_WRITTEN PROBLEM_
Look through the data below. Show each line where the string "existentes" occurs.

-- START OF PROVIDED DATA --

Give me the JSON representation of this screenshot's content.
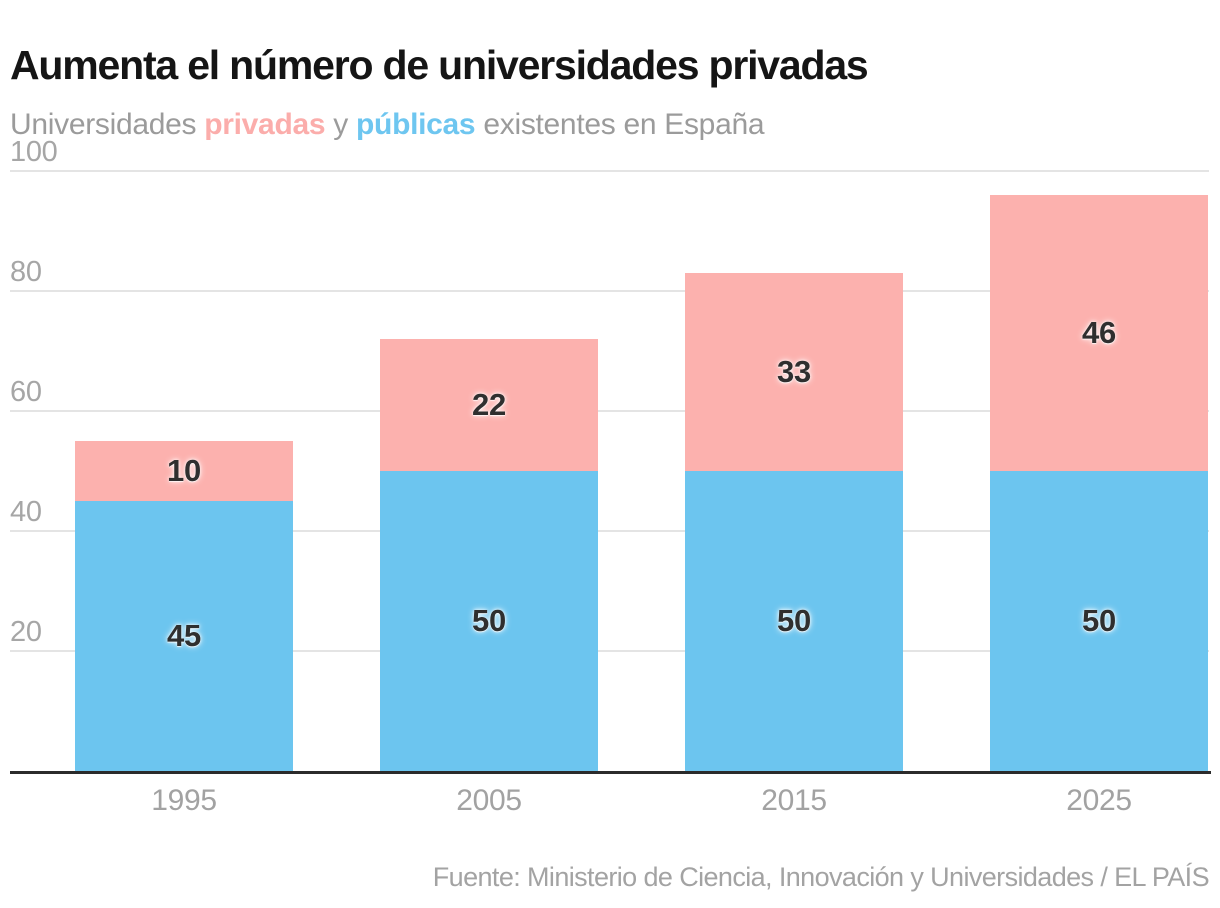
{
  "header": {
    "title": "Aumenta el número de universidades privadas",
    "subtitle": {
      "prefix": "Universidades ",
      "privadas_label": "privadas",
      "conjunction": " y ",
      "publicas_label": "públicas",
      "suffix": " existentes en España"
    }
  },
  "chart_data": {
    "type": "bar",
    "stacked": true,
    "title": "Aumenta el número de universidades privadas",
    "subtitle": "Universidades privadas y públicas existentes en España",
    "categories": [
      "1995",
      "2005",
      "2015",
      "2025"
    ],
    "series": [
      {
        "name": "públicas",
        "color": "#6cc5ef",
        "values": [
          45,
          50,
          50,
          50
        ]
      },
      {
        "name": "privadas",
        "color": "#fcb1ae",
        "values": [
          10,
          22,
          33,
          46
        ]
      }
    ],
    "totals": [
      55,
      72,
      83,
      96
    ],
    "yticks": [
      20,
      40,
      60,
      80,
      100
    ],
    "ylim": [
      0,
      100
    ],
    "xlabel": "",
    "ylabel": "",
    "grid": "horizontal",
    "legend_position": "inline-in-subtitle",
    "value_labels": "inside-segments"
  },
  "footer": {
    "source": "Fuente: Ministerio de Ciencia, Innovación y Universidades / EL PAÍS"
  },
  "colors": {
    "privadas": "#fcb1ae",
    "publicas": "#6cc5ef",
    "title_text": "#151515",
    "subtitle_text": "#9b9b9b",
    "tick_text": "#a4a4a4",
    "gridline": "#e4e4e4",
    "axis_line": "#2b2b2b",
    "bar_value_text": "#2f2f2f"
  }
}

-- END OF PROVIDED DATA --

_WORKED ANSWER_
      "suffix": " existentes en España"
    "subtitle": "Universidades privadas y públicas existentes en España",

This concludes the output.